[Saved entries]
↓

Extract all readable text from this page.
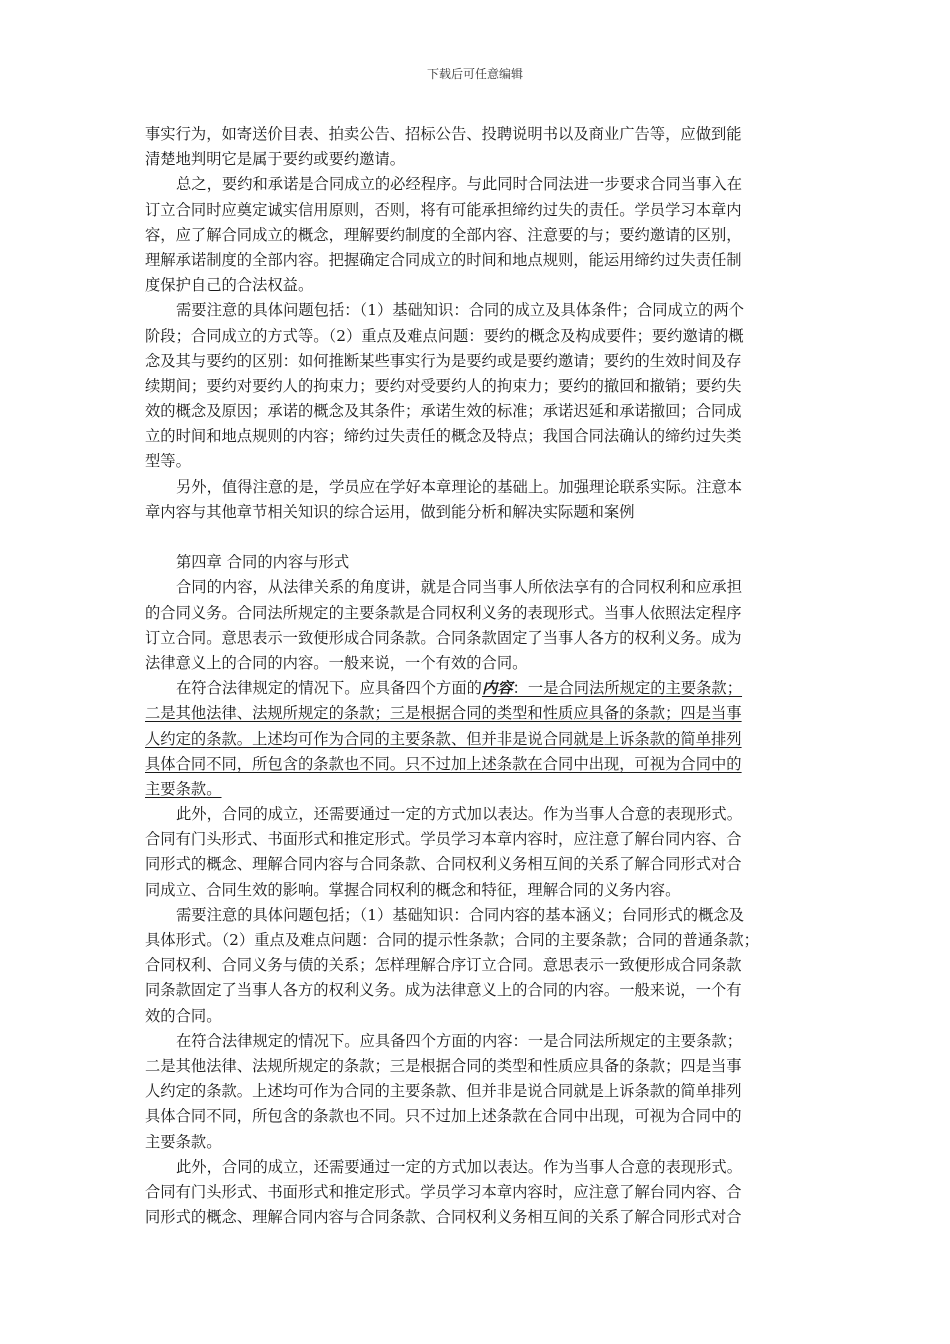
下载后可任意编辑
事实行为，如寄送价目表、拍卖公告、招标公告、投聘说明书以及商业广告等，应做到能
清楚地判明它是属于要约或要约邀请。
总之，要约和承诺是合同成立的必经程序。与此同时合同法进一步要求合同当事入在
订立合同时应奠定诚实信用原则，否则，将有可能承担缔约过失的责任。学员学习本章内
容，应了解合同成立的概念，理解要约制度的全部内容、注意要的与；要约邀请的区别，
理解承诺制度的全部内容。把握确定合同成立的时间和地点规则，能运用缔约过失责任制
度保护自己的合法权益。
需要注意的具体问题包括：（1）基础知识：合同的成立及具体条件；合同成立的两个
阶段；合同成立的方式等。（2）重点及难点问题：要约的概念及构成要件；要约邀请的概
念及其与要约的区别：如何推断某些事实行为是要约或是要约邀请；要约的生效时间及存
续期间；要约对要约人的拘束力；要约对受要约人的拘束力；要约的撤回和撤销；要约失
效的概念及原因；承诺的概念及其条件；承诺生效的标准；承诺迟延和承诺撤回；合同成
立的时间和地点规则的内容；缔约过失责任的概念及特点；我国合同法确认的缔约过失类
型等。
另外，值得注意的是，学员应在学好本章理论的基础上。加强理论联系实际。注意本
章内容与其他章节相关知识的综合运用，做到能分析和解决实际题和案例
第四章 合同的内容与形式
合同的内容，从法律关系的角度讲，就是合同当事人所依法享有的合同权利和应承担
的合同义务。合同法所规定的主要条款是合同权利义务的表现形式。当事人依照法定程序
订立合同。意思表示一致便形成合同条款。合同条款固定了当事人各方的权利义务。成为
法律意义上的合同的内容。一般来说，一个有效的合同。
在符合法律规定的情况下。应具备四个方面的内容：一是合同法所规定的主要条款；
二是其他法律、法规所规定的条款；三是根据合同的类型和性质应具备的条款；四是当事
人约定的条款。上述均可作为合同的主要条款、但并非是说合同就是上诉条款的简单排列
具体合同不同，所包含的条款也不同。只不过加上述条款在合同中出现，可视为合同中的
主要条款。
此外，合同的成立，还需要通过一定的方式加以表达。作为当事人合意的表现形式。
合同有门头形式、书面形式和推定形式。学员学习本章内容时，应注意了解台同内容、合
同形式的概念、理解合同内容与合同条款、合同权利义务相互间的关系了解合同形式对合
同成立、合同生效的影响。掌握合同权利的概念和特征，理解合同的义务内容。
需要注意的具体问题包括；（1）基础知识：合同内容的基本涵义；台同形式的概念及
具体形式。（2）重点及难点问题：合同的提示性条款；合同的主要条款；合同的普通条款；
合同权利、合同义务与债的关系；怎样理解合序订立合同。意思表示一致便形成合同条款
同条款固定了当事人各方的权利义务。成为法律意义上的合同的内容。一般来说，一个有
效的合同。
在符合法律规定的情况下。应具备四个方面的内容：一是合同法所规定的主要条款；
二是其他法律、法规所规定的条款；三是根据合同的类型和性质应具备的条款；四是当事
人约定的条款。上述均可作为合同的主要条款、但并非是说合同就是上诉条款的简单排列
具体合同不同，所包含的条款也不同。只不过加上述条款在合同中出现，可视为合同中的
主要条款。
此外，合同的成立，还需要通过一定的方式加以表达。作为当事人合意的表现形式。
合同有门头形式、书面形式和推定形式。学员学习本章内容时，应注意了解台同内容、合
同形式的概念、理解合同内容与合同条款、合同权利义务相互间的关系了解合同形式对合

↑

Write out the listing word for word, omitting the pictures it holds.

REPLY TO THE EXERCISE -
Extract all readable text from this page.
下载后可任意编辑
事实行为，如寄送价目表、拍卖公告、招标公告、投聘说明书以及商业广告等，应做到能
清楚地判明它是属于要约或要约邀请。
总之，要约和承诺是合同成立的必经程序。与此同时合同法进一步要求合同当事入在
订立合同时应奠定诚实信用原则，否则，将有可能承担缔约过失的责任。学员学习本章内
容，应了解合同成立的概念，理解要约制度的全部内容、注意要的与；要约邀请的区别，
理解承诺制度的全部内容。把握确定合同成立的时间和地点规则，能运用缔约过失责任制
度保护自己的合法权益。
需要注意的具体问题包括：（1）基础知识：合同的成立及具体条件；合同成立的两个
阶段；合同成立的方式等。（2）重点及难点问题：要约的概念及构成要件；要约邀请的概
念及其与要约的区别：如何推断某些事实行为是要约或是要约邀请；要约的生效时间及存
续期间；要约对要约人的拘束力；要约对受要约人的拘束力；要约的撤回和撤销；要约失
效的概念及原因；承诺的概念及其条件；承诺生效的标准；承诺迟延和承诺撤回；合同成
立的时间和地点规则的内容；缔约过失责任的概念及特点；我国合同法确认的缔约过失类
型等。
另外，值得注意的是，学员应在学好本章理论的基础上。加强理论联系实际。注意本
章内容与其他章节相关知识的综合运用，做到能分析和解决实际题和案例
第四章 合同的内容与形式
合同的内容，从法律关系的角度讲，就是合同当事人所依法享有的合同权利和应承担
的合同义务。合同法所规定的主要条款是合同权利义务的表现形式。当事人依照法定程序
订立合同。意思表示一致便形成合同条款。合同条款固定了当事人各方的权利义务。成为
法律意义上的合同的内容。一般来说，一个有效的合同。
在符合法律规定的情况下。应具备四个方面的内容：一是合同法所规定的主要条款；
二是其他法律、法规所规定的条款；三是根据合同的类型和性质应具备的条款；四是当事
人约定的条款。上述均可作为合同的主要条款、但并非是说合同就是上诉条款的简单排列
具体合同不同，所包含的条款也不同。只不过加上述条款在合同中出现，可视为合同中的
主要条款。
此外，合同的成立，还需要通过一定的方式加以表达。作为当事人合意的表现形式。
合同有门头形式、书面形式和推定形式。学员学习本章内容时，应注意了解台同内容、合
同形式的概念、理解合同内容与合同条款、合同权利义务相互间的关系了解合同形式对合
同成立、合同生效的影响。掌握合同权利的概念和特征，理解合同的义务内容。
需要注意的具体问题包括；（1）基础知识：合同内容的基本涵义；台同形式的概念及
具体形式。（2）重点及难点问题：合同的提示性条款；合同的主要条款；合同的普通条款；
合同权利、合同义务与债的关系；怎样理解合序订立合同。意思表示一致便形成合同条款
同条款固定了当事人各方的权利义务。成为法律意义上的合同的内容。一般来说，一个有
效的合同。
在符合法律规定的情况下。应具备四个方面的内容：一是合同法所规定的主要条款；
二是其他法律、法规所规定的条款；三是根据合同的类型和性质应具备的条款；四是当事
人约定的条款。上述均可作为合同的主要条款、但并非是说合同就是上诉条款的简单排列
具体合同不同，所包含的条款也不同。只不过加上述条款在合同中出现，可视为合同中的
主要条款。
此外，合同的成立，还需要通过一定的方式加以表达。作为当事人合意的表现形式。
合同有门头形式、书面形式和推定形式。学员学习本章内容时，应注意了解台同内容、合
同形式的概念、理解合同内容与合同条款、合同权利义务相互间的关系了解合同形式对合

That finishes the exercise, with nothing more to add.